Problem details: Reproduce verbatim the part of the records below that opens with the line containing "colorbar-celsius-label: 22C —" and closes with the line containing "sst-imagery — [200, 69, 509, 801]", both of those lines included.

Listed entries:
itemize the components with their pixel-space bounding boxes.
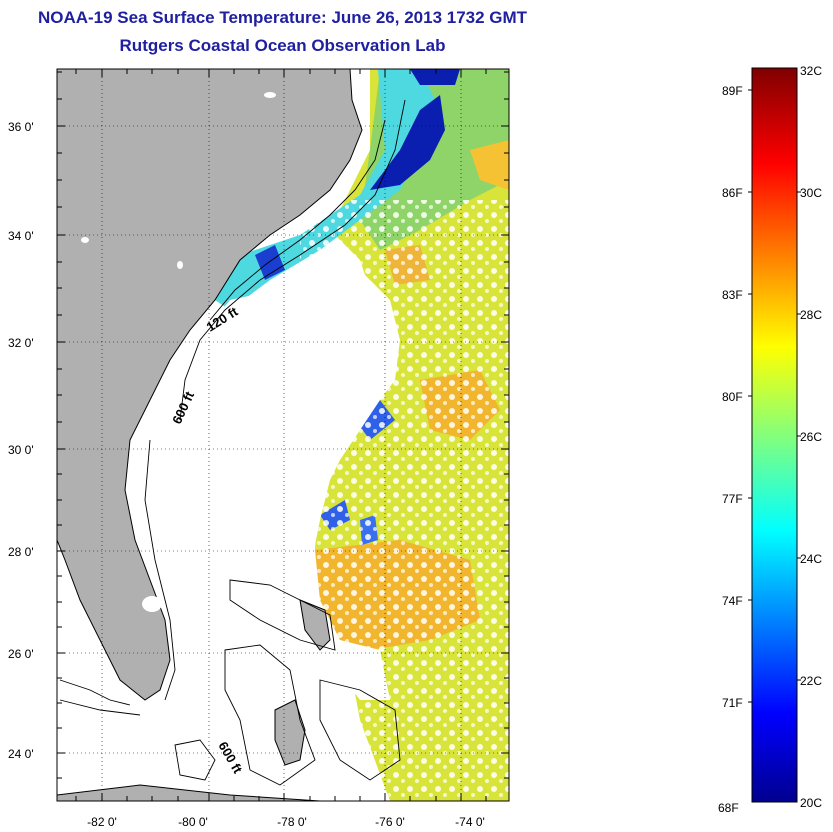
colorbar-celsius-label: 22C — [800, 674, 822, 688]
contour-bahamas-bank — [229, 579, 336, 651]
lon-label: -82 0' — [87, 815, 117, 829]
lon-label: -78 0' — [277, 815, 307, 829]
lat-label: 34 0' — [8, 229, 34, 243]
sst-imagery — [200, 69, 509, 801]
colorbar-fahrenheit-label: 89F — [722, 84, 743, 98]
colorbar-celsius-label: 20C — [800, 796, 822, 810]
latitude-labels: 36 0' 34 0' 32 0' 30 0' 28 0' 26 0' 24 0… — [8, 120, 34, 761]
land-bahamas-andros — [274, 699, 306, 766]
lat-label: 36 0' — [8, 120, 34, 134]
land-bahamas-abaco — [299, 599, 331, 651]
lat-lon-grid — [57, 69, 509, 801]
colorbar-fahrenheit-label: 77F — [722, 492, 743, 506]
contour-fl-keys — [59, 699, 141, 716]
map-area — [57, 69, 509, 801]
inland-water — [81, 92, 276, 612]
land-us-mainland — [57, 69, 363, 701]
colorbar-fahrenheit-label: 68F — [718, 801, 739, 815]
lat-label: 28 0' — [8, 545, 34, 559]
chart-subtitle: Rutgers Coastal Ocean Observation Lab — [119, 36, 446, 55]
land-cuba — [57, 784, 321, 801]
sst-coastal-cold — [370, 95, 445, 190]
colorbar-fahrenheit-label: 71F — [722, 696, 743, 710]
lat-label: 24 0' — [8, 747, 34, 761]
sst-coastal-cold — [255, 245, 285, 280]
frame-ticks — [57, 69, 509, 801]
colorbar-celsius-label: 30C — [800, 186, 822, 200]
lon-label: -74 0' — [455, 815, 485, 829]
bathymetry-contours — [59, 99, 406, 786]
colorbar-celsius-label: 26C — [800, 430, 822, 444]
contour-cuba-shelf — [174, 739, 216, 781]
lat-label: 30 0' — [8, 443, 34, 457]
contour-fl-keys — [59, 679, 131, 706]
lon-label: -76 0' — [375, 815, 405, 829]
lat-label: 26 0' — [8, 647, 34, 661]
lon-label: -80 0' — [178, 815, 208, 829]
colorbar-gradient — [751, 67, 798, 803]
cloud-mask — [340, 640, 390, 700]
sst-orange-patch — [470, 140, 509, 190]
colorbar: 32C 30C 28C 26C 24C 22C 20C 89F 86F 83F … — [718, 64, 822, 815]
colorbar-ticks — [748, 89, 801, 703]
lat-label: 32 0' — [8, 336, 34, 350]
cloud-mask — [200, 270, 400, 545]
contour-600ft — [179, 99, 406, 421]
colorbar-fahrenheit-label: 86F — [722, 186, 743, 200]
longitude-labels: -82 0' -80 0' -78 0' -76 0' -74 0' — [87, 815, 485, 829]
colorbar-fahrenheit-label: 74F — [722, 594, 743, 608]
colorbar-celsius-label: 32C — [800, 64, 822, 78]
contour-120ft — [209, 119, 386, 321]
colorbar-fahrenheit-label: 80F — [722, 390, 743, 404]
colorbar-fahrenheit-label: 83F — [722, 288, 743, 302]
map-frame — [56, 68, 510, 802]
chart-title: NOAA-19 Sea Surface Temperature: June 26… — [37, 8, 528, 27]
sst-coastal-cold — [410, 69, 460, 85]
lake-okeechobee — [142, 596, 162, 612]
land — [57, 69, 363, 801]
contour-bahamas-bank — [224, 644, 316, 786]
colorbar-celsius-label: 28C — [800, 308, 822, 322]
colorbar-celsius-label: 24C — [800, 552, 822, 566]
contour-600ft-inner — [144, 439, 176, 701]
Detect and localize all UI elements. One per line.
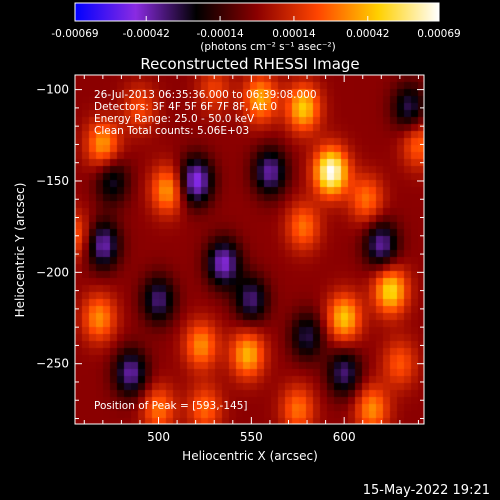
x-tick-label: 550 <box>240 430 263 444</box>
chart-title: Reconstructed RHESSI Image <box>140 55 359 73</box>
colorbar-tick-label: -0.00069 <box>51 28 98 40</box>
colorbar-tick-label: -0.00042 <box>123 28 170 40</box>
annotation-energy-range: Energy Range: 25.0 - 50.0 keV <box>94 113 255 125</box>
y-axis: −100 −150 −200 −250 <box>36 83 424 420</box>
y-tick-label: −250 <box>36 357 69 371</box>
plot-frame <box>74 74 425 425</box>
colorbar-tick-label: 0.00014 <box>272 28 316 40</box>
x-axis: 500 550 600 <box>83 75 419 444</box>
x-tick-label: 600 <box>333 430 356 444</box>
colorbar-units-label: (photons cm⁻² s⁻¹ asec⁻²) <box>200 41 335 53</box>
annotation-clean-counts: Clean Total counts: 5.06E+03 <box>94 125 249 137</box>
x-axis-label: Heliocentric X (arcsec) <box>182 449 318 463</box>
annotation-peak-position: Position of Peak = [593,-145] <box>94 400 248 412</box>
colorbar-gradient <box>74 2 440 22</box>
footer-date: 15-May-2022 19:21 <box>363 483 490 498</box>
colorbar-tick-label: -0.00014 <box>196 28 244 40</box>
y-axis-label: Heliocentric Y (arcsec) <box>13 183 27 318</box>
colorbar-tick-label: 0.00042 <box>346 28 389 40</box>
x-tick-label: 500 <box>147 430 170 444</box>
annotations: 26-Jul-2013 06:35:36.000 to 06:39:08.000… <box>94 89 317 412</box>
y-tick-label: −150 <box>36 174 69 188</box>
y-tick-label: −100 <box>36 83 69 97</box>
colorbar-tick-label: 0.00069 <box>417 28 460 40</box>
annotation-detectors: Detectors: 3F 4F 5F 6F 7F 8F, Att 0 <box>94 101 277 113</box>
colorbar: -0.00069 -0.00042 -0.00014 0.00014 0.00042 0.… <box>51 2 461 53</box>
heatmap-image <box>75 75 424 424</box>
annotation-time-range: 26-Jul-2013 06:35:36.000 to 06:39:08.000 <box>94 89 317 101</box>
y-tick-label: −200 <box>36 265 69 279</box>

---

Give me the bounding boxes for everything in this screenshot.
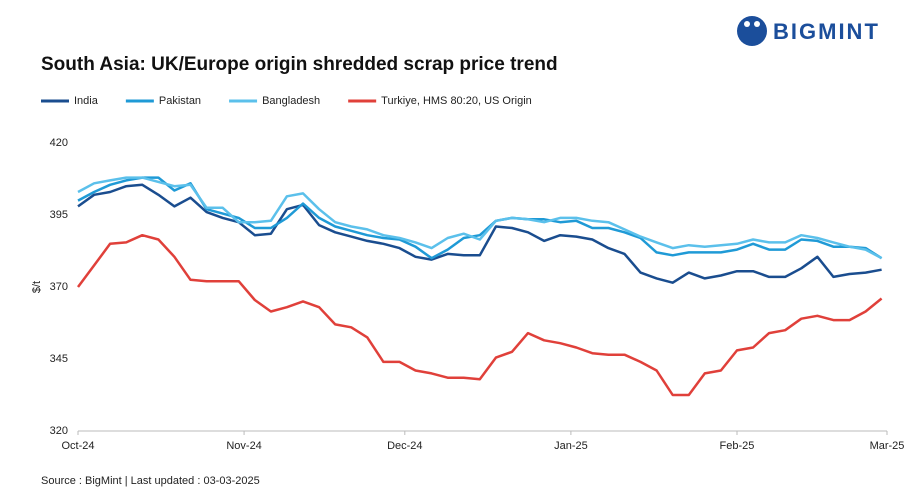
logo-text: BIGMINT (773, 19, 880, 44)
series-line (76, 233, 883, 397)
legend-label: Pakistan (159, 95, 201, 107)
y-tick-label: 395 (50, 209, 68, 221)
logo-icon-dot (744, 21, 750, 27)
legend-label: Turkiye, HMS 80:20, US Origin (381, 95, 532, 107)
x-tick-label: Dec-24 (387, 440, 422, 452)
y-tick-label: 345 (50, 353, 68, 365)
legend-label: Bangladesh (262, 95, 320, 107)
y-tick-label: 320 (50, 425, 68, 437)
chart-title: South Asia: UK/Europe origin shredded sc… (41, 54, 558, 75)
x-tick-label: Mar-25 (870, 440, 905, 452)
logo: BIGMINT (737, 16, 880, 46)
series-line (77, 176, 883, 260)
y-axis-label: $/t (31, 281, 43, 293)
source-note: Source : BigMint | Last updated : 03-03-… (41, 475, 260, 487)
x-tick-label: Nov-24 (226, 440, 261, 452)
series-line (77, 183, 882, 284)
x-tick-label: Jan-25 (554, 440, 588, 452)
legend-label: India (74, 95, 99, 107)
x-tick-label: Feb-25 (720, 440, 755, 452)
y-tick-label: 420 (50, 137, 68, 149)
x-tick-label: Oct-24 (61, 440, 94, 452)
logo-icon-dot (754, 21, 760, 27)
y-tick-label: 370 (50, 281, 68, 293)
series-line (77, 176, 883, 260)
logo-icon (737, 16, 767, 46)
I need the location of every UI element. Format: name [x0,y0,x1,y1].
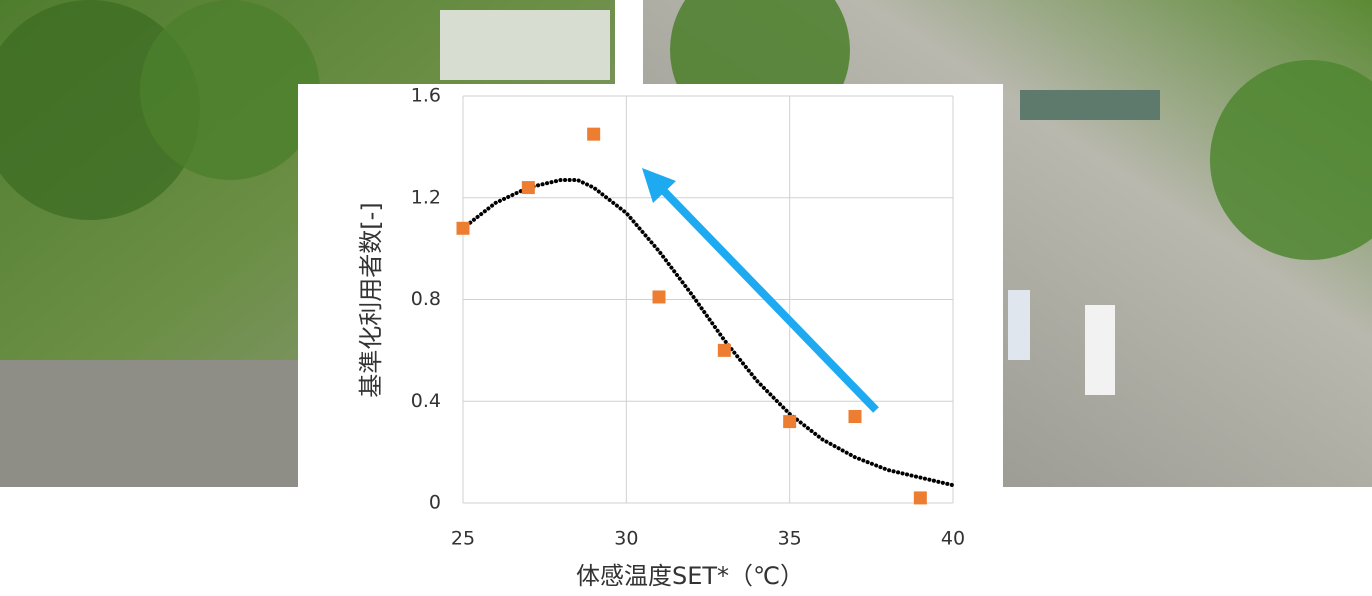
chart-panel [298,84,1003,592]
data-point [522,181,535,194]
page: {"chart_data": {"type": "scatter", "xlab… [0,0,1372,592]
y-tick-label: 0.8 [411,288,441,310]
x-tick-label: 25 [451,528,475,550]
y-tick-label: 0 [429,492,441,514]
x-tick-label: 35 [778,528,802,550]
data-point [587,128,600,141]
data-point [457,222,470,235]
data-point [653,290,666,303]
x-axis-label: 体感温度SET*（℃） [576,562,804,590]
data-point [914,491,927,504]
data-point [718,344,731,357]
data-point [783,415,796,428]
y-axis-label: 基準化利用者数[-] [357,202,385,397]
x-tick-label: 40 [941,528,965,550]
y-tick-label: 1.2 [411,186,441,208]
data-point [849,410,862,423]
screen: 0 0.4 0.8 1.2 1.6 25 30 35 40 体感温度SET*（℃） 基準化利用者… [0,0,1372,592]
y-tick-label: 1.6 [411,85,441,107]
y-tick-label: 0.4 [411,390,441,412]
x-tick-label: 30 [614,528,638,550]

Full output:
colorbar-celsius-label: 22C — [800, 674, 822, 688]
contour-bahamas-bank — [229, 579, 336, 651]
lon-label: -82 0' — [87, 815, 117, 829]
lon-label: -78 0' — [277, 815, 307, 829]
lat-label: 34 0' — [8, 229, 34, 243]
sst-imagery — [200, 69, 509, 801]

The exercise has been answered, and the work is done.